● **Document segment**
▬▬▬▬▬▬▬▬▬▬

Now, I've suggested this before, but what about allowing
users to define meanings for presently unassigned operator
symbols that have predefined precedences? There aren't
many if we stick to ASCII, but there are some. The two
character operator */ has no meaning in Fortran, could be
given the same precendence as *, and could be defined
with the meaning "cross product". Similarly, /* could be
given a meaning. Etc. Now, instead of these combinations,
I'd prefer to allow latin-1 characters. That has such symbols
as centered dot (?), cross product (?), conventional divide (?),
and a few others whose precedence could be defined by the
language and whose meaning could be defined by the user.

J. Giles

"I conclude that there are two ways of constructing a software
design: One way is to make it so simple that there are obviously
no deficiencies and the other way is to make it so complicated
that there are no obvious deficiencies." -- C. A. R. Hoare

From: Gordon Sande on
On 2006-03-15 20:12:53 -0400, "James Giles" <jamesgiles(a)> said:

> Walt Brainerd wrote:
>> James Giles wrote:
> ...
>>> You are using *all* those operators and assignments
>>> in each local context? You must have some very busy
>>> code.
>> The particular example is using a module that defines
>> a big integer data type.
>> I have a hard time imagining many lines of code that
>> do integer arithmetic that don't use add, subtract,
>> multiply, divide, sqrt, assignment, compare (there's
>> six right there) operations, but maybe your imagination
>> is better than mine.
> Well, I guess so. Most uses of big-integers are for an
> expression or two, maybe a few lines even, to accomplish
> things beyond the ability of the intrinsic INTEGER (or
> even REAL) type(s). This small amount of code may
> actually use only, say, add, divide, and assignment (to
> compute the average of a large array of integers without
> the risk of overflow, and without losing precision like
> you would if you use REAL intermediates).

I have seen a couple serious applications of rather long
integers. In each case the operations were quite serious
mathematics and involved nontrivial programs.

There are several packages of nontrivial operations
research or combinatorics that are exact as they use
a high precision integer package.

▬▬▬▬▬▬▬▬▬▬

● **Data shown**
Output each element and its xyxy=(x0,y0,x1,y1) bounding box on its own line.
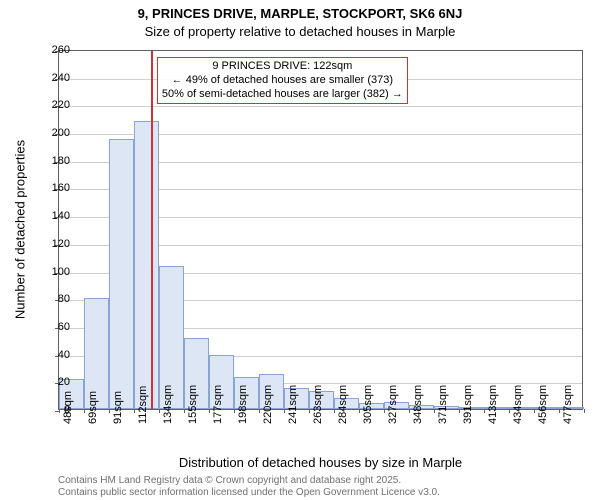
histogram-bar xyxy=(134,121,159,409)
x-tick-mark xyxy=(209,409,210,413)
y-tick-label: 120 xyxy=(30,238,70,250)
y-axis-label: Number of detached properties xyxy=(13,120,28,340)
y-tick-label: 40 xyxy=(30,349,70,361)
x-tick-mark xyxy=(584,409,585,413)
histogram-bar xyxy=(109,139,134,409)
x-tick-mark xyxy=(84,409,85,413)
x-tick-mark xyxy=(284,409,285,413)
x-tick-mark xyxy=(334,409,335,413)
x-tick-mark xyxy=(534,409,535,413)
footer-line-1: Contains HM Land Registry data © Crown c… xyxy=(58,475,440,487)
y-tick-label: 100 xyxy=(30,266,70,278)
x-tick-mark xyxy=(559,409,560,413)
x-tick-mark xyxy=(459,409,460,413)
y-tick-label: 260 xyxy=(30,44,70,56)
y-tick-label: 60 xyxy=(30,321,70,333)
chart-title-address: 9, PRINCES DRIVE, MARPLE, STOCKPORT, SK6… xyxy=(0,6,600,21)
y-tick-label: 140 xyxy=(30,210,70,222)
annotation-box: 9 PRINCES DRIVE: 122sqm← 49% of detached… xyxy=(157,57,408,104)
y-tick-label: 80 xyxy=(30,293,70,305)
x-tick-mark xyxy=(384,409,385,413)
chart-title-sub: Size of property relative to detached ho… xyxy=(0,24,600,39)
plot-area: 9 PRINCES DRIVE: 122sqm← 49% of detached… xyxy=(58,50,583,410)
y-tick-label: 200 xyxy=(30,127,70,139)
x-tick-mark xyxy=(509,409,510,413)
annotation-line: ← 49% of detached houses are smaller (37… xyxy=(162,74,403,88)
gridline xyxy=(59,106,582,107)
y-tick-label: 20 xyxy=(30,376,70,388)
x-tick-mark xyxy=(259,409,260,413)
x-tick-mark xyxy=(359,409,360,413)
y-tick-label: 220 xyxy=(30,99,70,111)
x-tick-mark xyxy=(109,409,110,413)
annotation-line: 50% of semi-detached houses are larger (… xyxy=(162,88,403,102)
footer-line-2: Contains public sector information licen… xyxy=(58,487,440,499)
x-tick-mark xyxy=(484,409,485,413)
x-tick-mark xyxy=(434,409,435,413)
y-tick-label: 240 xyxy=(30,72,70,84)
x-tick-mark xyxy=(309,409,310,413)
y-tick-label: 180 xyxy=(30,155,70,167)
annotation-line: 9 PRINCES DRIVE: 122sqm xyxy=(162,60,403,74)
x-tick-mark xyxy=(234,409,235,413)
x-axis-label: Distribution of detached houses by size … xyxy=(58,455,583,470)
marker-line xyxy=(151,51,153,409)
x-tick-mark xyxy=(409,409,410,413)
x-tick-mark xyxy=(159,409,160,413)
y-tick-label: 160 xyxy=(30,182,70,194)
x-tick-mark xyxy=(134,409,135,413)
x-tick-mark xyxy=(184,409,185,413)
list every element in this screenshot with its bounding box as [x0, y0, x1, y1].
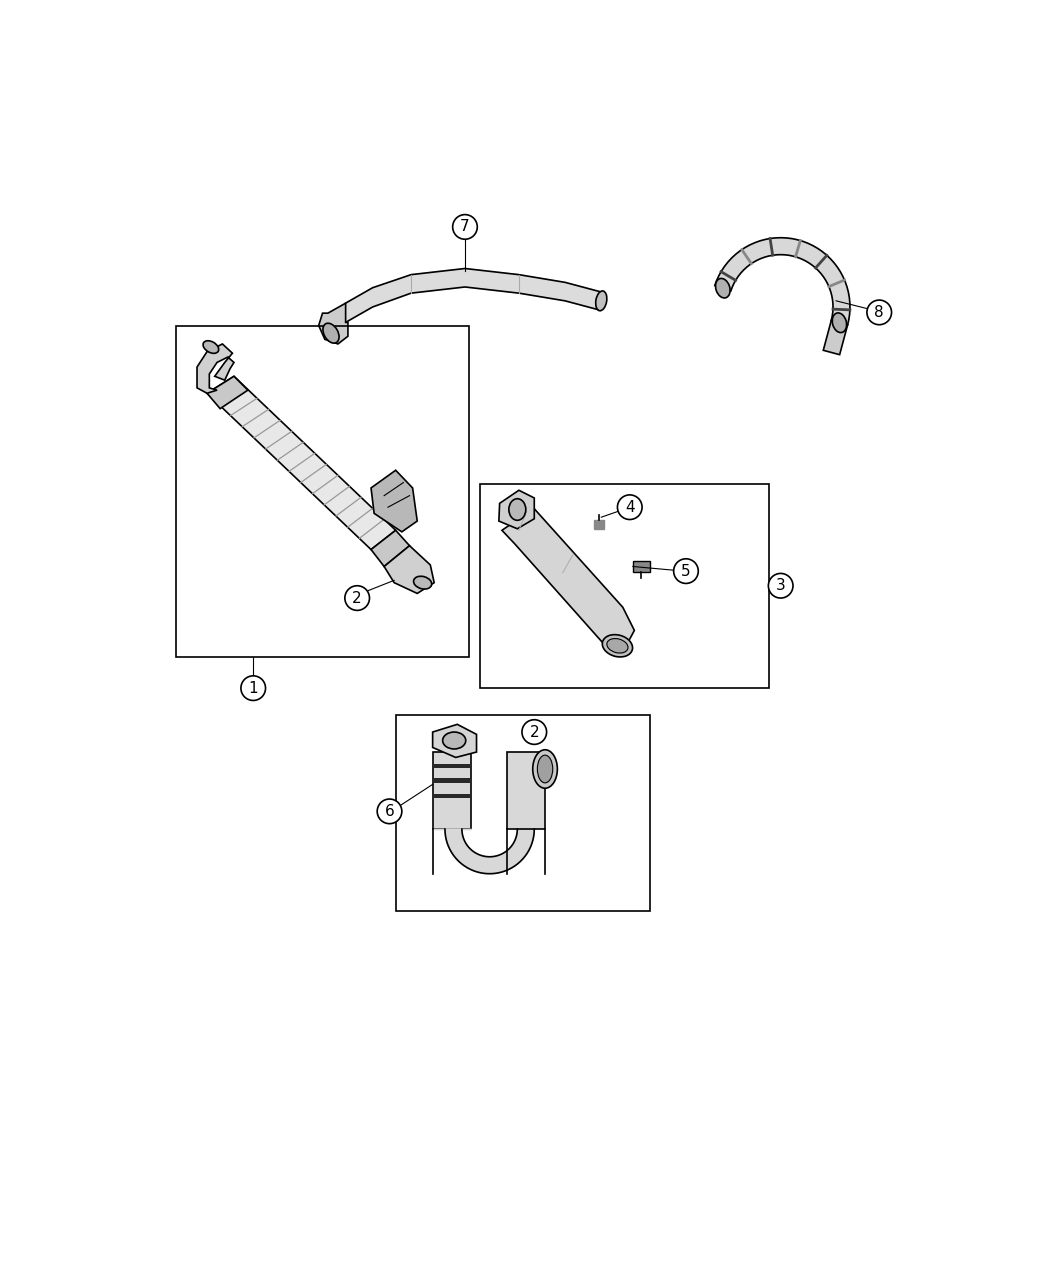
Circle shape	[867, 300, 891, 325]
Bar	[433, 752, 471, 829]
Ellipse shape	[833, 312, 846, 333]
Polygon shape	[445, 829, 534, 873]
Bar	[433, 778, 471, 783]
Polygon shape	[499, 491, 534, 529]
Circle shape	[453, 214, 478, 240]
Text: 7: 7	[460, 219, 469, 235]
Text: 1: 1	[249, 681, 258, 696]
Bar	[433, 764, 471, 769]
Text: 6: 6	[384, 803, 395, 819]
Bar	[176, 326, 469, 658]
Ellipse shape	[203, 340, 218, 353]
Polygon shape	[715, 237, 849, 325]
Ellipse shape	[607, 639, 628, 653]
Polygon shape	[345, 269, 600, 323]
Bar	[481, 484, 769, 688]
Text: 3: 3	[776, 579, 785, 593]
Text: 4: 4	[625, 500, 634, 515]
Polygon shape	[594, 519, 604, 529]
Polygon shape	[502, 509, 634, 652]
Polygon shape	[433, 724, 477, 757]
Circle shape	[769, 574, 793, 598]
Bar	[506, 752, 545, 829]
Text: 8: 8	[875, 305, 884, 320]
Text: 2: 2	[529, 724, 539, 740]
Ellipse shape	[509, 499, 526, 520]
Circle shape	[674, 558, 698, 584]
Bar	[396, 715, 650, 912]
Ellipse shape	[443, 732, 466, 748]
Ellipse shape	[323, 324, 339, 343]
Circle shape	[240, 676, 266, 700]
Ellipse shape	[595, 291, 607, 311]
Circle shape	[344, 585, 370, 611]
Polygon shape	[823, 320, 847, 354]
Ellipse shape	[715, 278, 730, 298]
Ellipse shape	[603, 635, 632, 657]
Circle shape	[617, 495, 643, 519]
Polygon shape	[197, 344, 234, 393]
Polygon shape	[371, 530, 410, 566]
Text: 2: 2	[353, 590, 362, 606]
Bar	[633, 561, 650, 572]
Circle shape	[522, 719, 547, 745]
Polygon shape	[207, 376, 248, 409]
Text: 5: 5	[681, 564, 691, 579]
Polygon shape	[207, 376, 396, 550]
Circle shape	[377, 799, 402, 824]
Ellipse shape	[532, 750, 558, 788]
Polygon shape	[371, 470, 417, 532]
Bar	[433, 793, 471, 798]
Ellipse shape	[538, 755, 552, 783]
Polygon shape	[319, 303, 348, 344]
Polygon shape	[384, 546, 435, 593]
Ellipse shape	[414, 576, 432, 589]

▬▬▬▬▬▬▬▬▬▬

Retype the Fortran operator discussion word for word from "I have seen" to "precision integer package.". The listing comes from a different source than the Fortran operator discussion.

I have seen a couple serious applications of rather long
integers. In each case the operations were quite serious
mathematics and involved nontrivial programs.

There are several packages of nontrivial operations
research or combinatorics that are exact as they use
a high precision integer package.